:: EXTRACTED DATA

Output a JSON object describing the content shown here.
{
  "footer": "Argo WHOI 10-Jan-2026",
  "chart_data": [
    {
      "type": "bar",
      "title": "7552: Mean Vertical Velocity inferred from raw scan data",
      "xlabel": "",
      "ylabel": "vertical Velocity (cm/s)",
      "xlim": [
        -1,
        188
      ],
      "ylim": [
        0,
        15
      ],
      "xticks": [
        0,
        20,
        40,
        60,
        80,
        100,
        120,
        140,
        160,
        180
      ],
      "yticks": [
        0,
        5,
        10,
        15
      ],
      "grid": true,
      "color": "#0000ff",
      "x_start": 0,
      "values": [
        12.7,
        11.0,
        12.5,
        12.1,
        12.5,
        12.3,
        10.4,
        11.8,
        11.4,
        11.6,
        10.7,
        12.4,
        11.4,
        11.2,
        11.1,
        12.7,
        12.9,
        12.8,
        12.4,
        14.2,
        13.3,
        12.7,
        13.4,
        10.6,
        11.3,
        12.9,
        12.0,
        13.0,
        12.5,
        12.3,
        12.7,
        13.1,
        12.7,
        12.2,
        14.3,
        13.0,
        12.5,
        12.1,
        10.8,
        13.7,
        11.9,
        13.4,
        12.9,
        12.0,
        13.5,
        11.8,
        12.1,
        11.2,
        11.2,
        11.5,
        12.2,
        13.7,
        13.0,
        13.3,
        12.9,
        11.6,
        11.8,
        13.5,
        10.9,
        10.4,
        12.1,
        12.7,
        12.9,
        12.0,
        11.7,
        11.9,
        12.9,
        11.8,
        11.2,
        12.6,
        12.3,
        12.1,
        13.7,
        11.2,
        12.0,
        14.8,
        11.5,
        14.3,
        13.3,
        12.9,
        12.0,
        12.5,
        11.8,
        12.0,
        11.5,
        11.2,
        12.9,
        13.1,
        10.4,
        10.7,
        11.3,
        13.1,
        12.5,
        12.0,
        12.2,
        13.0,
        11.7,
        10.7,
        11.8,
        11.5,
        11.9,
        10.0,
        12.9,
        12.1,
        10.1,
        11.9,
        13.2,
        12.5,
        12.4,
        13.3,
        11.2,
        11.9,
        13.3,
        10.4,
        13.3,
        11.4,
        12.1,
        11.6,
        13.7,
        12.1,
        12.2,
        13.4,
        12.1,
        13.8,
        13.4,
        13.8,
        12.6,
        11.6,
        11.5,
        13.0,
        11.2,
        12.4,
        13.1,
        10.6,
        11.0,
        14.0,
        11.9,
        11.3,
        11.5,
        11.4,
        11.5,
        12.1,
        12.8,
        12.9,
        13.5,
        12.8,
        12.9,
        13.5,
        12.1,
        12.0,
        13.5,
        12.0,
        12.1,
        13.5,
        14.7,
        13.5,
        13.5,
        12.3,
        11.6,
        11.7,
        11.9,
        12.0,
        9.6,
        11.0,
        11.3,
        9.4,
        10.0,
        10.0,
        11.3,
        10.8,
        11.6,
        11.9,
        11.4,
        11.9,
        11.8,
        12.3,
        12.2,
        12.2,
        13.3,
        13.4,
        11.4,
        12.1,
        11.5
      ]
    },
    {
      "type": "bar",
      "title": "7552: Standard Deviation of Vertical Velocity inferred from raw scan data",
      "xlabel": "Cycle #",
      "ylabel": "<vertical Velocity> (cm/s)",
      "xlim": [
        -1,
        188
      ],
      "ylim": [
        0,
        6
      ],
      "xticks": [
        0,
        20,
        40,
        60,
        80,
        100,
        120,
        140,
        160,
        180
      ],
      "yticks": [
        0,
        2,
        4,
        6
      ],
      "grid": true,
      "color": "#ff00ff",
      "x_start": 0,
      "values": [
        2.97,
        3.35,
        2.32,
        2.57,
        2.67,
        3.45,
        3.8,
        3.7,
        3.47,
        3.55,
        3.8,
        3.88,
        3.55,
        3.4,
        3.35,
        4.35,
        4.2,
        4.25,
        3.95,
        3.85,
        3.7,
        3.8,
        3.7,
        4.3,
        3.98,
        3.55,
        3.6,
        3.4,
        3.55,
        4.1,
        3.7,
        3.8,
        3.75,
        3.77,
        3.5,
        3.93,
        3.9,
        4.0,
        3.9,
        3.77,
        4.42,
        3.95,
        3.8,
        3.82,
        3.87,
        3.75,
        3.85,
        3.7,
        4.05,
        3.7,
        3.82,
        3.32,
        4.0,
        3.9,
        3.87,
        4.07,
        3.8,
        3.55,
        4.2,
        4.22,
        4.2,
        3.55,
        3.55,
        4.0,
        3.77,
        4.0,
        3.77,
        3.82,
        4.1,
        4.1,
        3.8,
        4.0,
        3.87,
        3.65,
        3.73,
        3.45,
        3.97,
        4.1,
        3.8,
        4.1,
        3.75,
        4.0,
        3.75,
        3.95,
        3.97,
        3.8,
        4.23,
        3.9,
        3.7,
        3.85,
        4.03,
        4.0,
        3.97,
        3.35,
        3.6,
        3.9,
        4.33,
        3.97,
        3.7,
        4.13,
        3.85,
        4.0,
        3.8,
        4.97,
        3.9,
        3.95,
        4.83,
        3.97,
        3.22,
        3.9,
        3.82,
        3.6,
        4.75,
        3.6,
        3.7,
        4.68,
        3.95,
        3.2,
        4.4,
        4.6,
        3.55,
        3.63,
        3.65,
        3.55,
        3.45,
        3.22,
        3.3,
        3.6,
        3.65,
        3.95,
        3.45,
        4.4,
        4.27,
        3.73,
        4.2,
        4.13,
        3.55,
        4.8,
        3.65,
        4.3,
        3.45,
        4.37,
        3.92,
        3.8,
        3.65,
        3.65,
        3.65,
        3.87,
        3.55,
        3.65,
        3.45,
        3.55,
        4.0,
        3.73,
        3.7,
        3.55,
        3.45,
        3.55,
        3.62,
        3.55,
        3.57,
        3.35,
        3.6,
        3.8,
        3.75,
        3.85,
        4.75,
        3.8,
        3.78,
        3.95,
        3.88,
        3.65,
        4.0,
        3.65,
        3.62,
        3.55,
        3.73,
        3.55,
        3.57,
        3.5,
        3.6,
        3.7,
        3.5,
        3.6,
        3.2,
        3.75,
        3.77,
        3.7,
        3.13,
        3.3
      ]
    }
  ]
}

::::

● **THE TASK**:
Extract all the material, leaving every line as it is.

● **RESPONSE**:
Output a JSON object describing the content shown here.
{
  "footer": "Argo WHOI 10-Jan-2026",
  "chart_data": [
    {
      "type": "bar",
      "title": "7552: Mean Vertical Velocity inferred from raw scan data",
      "xlabel": "",
      "ylabel": "vertical Velocity (cm/s)",
      "xlim": [
        -1,
        188
      ],
      "ylim": [
        0,
        15
      ],
      "xticks": [
        0,
        20,
        40,
        60,
        80,
        100,
        120,
        140,
        160,
        180
      ],
      "yticks": [
        0,
        5,
        10,
        15
      ],
      "grid": true,
      "color": "#0000ff",
      "x_start": 0,
      "values": [
        12.7,
        11.0,
        12.5,
        12.1,
        12.5,
        12.3,
        10.4,
        11.8,
        11.4,
        11.6,
        10.7,
        12.4,
        11.4,
        11.2,
        11.1,
        12.7,
        12.9,
        12.8,
        12.4,
        14.2,
        13.3,
        12.7,
        13.4,
        10.6,
        11.3,
        12.9,
        12.0,
        13.0,
        12.5,
        12.3,
        12.7,
        13.1,
        12.7,
        12.2,
        14.3,
        13.0,
        12.5,
        12.1,
        10.8,
        13.7,
        11.9,
        13.4,
        12.9,
        12.0,
        13.5,
        11.8,
        12.1,
        11.2,
        11.2,
        11.5,
        12.2,
        13.7,
        13.0,
        13.3,
        12.9,
        11.6,
        11.8,
        13.5,
        10.9,
        10.4,
        12.1,
        12.7,
        12.9,
        12.0,
        11.7,
        11.9,
        12.9,
        11.8,
        11.2,
        12.6,
        12.3,
        12.1,
        13.7,
        11.2,
        12.0,
        14.8,
        11.5,
        14.3,
        13.3,
        12.9,
        12.0,
        12.5,
        11.8,
        12.0,
        11.5,
        11.2,
        12.9,
        13.1,
        10.4,
        10.7,
        11.3,
        13.1,
        12.5,
        12.0,
        12.2,
        13.0,
        11.7,
        10.7,
        11.8,
        11.5,
        11.9,
        10.0,
        12.9,
        12.1,
        10.1,
        11.9,
        13.2,
        12.5,
        12.4,
        13.3,
        11.2,
        11.9,
        13.3,
        10.4,
        13.3,
        11.4,
        12.1,
        11.6,
        13.7,
        12.1,
        12.2,
        13.4,
        12.1,
        13.8,
        13.4,
        13.8,
        12.6,
        11.6,
        11.5,
        13.0,
        11.2,
        12.4,
        13.1,
        10.6,
        11.0,
        14.0,
        11.9,
        11.3,
        11.5,
        11.4,
        11.5,
        12.1,
        12.8,
        12.9,
        13.5,
        12.8,
        12.9,
        13.5,
        12.1,
        12.0,
        13.5,
        12.0,
        12.1,
        13.5,
        14.7,
        13.5,
        13.5,
        12.3,
        11.6,
        11.7,
        11.9,
        12.0,
        9.6,
        11.0,
        11.3,
        9.4,
        10.0,
        10.0,
        11.3,
        10.8,
        11.6,
        11.9,
        11.4,
        11.9,
        11.8,
        12.3,
        12.2,
        12.2,
        13.3,
        13.4,
        11.4,
        12.1,
        11.5
      ]
    },
    {
      "type": "bar",
      "title": "7552: Standard Deviation of Vertical Velocity inferred from raw scan data",
      "xlabel": "Cycle #",
      "ylabel": "<vertical Velocity> (cm/s)",
      "xlim": [
        -1,
        188
      ],
      "ylim": [
        0,
        6
      ],
      "xticks": [
        0,
        20,
        40,
        60,
        80,
        100,
        120,
        140,
        160,
        180
      ],
      "yticks": [
        0,
        2,
        4,
        6
      ],
      "grid": true,
      "color": "#ff00ff",
      "x_start": 0,
      "values": [
        2.97,
        3.35,
        2.32,
        2.57,
        2.67,
        3.45,
        3.8,
        3.7,
        3.47,
        3.55,
        3.8,
        3.88,
        3.55,
        3.4,
        3.35,
        4.35,
        4.2,
        4.25,
        3.95,
        3.85,
        3.7,
        3.8,
        3.7,
        4.3,
        3.98,
        3.55,
        3.6,
        3.4,
        3.55,
        4.1,
        3.7,
        3.8,
        3.75,
        3.77,
        3.5,
        3.93,
        3.9,
        4.0,
        3.9,
        3.77,
        4.42,
        3.95,
        3.8,
        3.82,
        3.87,
        3.75,
        3.85,
        3.7,
        4.05,
        3.7,
        3.82,
        3.32,
        4.0,
        3.9,
        3.87,
        4.07,
        3.8,
        3.55,
        4.2,
        4.22,
        4.2,
        3.55,
        3.55,
        4.0,
        3.77,
        4.0,
        3.77,
        3.82,
        4.1,
        4.1,
        3.8,
        4.0,
        3.87,
        3.65,
        3.73,
        3.45,
        3.97,
        4.1,
        3.8,
        4.1,
        3.75,
        4.0,
        3.75,
        3.95,
        3.97,
        3.8,
        4.23,
        3.9,
        3.7,
        3.85,
        4.03,
        4.0,
        3.97,
        3.35,
        3.6,
        3.9,
        4.33,
        3.97,
        3.7,
        4.13,
        3.85,
        4.0,
        3.8,
        4.97,
        3.9,
        3.95,
        4.83,
        3.97,
        3.22,
        3.9,
        3.82,
        3.6,
        4.75,
        3.6,
        3.7,
        4.68,
        3.95,
        3.2,
        4.4,
        4.6,
        3.55,
        3.63,
        3.65,
        3.55,
        3.45,
        3.22,
        3.3,
        3.6,
        3.65,
        3.95,
        3.45,
        4.4,
        4.27,
        3.73,
        4.2,
        4.13,
        3.55,
        4.8,
        3.65,
        4.3,
        3.45,
        4.37,
        3.92,
        3.8,
        3.65,
        3.65,
        3.65,
        3.87,
        3.55,
        3.65,
        3.45,
        3.55,
        4.0,
        3.73,
        3.7,
        3.55,
        3.45,
        3.55,
        3.62,
        3.55,
        3.57,
        3.35,
        3.6,
        3.8,
        3.75,
        3.85,
        4.75,
        3.8,
        3.78,
        3.95,
        3.88,
        3.65,
        4.0,
        3.65,
        3.62,
        3.55,
        3.73,
        3.55,
        3.57,
        3.5,
        3.6,
        3.7,
        3.5,
        3.6,
        3.2,
        3.75,
        3.77,
        3.7,
        3.13,
        3.3
      ]
    }
  ]
}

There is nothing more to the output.